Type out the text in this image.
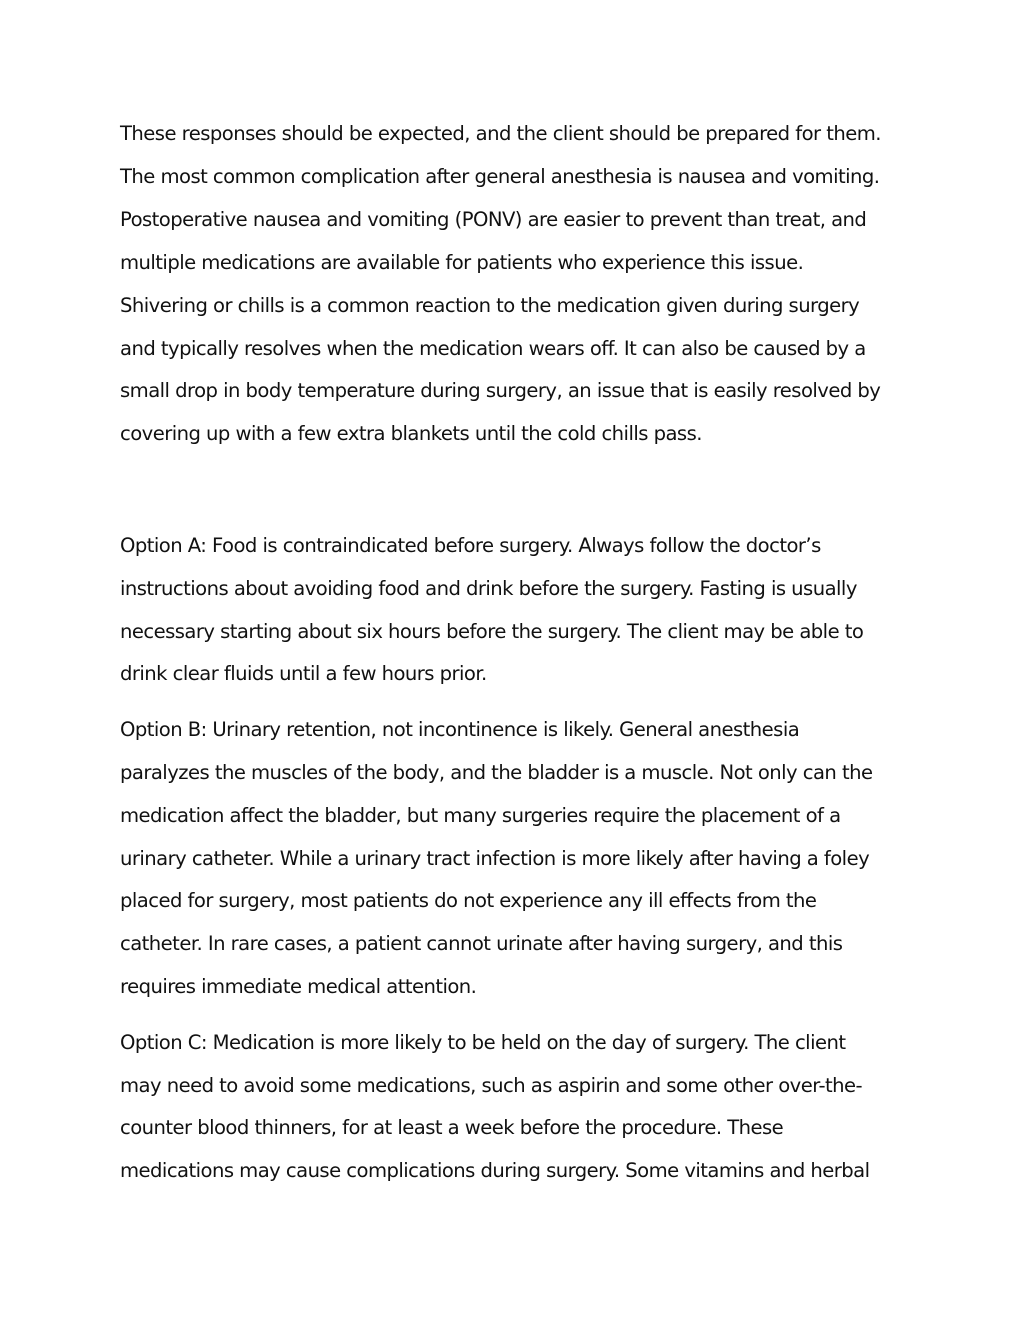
These responses should be expected, and the client should be prepared for them.
The most common complication after general anesthesia is nausea and vomiting.
Postoperative nausea and vomiting (PONV) are easier to prevent than treat, and
multiple medications are available for patients who experience this issue.
Shivering or chills is a common reaction to the medication given during surgery
and typically resolves when the medication wears off. It can also be caused by a
small drop in body temperature during surgery, an issue that is easily resolved by
covering up with a few extra blankets until the cold chills pass.
Option A: Food is contraindicated before surgery. Always follow the doctor’s
instructions about avoiding food and drink before the surgery. Fasting is usually
necessary starting about six hours before the surgery. The client may be able to
drink clear fluids until a few hours prior.
Option B: Urinary retention, not incontinence is likely. General anesthesia
paralyzes the muscles of the body, and the bladder is a muscle. Not only can the
medication affect the bladder, but many surgeries require the placement of a
urinary catheter. While a urinary tract infection is more likely after having a foley
placed for surgery, most patients do not experience any ill effects from the
catheter. In rare cases, a patient cannot urinate after having surgery, and this
requires immediate medical attention.
Option C: Medication is more likely to be held on the day of surgery. The client
may need to avoid some medications, such as aspirin and some other over-the-
counter blood thinners, for at least a week before the procedure. These
medications may cause complications during surgery. Some vitamins and herbal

:: WORK ITEM ::
Reproduce the listing word for word and omit its pictures.

:: SOLUTION FOR THIS EXERCISE ::
Type out the text in this image.
These responses should be expected, and the client should be prepared for them.
The most common complication after general anesthesia is nausea and vomiting.
Postoperative nausea and vomiting (PONV) are easier to prevent than treat, and
multiple medications are available for patients who experience this issue.
Shivering or chills is a common reaction to the medication given during surgery
and typically resolves when the medication wears off. It can also be caused by a
small drop in body temperature during surgery, an issue that is easily resolved by
covering up with a few extra blankets until the cold chills pass.
Option A: Food is contraindicated before surgery. Always follow the doctor’s
instructions about avoiding food and drink before the surgery. Fasting is usually
necessary starting about six hours before the surgery. The client may be able to
drink clear fluids until a few hours prior.
Option B: Urinary retention, not incontinence is likely. General anesthesia
paralyzes the muscles of the body, and the bladder is a muscle. Not only can the
medication affect the bladder, but many surgeries require the placement of a
urinary catheter. While a urinary tract infection is more likely after having a foley
placed for surgery, most patients do not experience any ill effects from the
catheter. In rare cases, a patient cannot urinate after having surgery, and this
requires immediate medical attention.
Option C: Medication is more likely to be held on the day of surgery. The client
may need to avoid some medications, such as aspirin and some other over-the-
counter blood thinners, for at least a week before the procedure. These
medications may cause complications during surgery. Some vitamins and herbal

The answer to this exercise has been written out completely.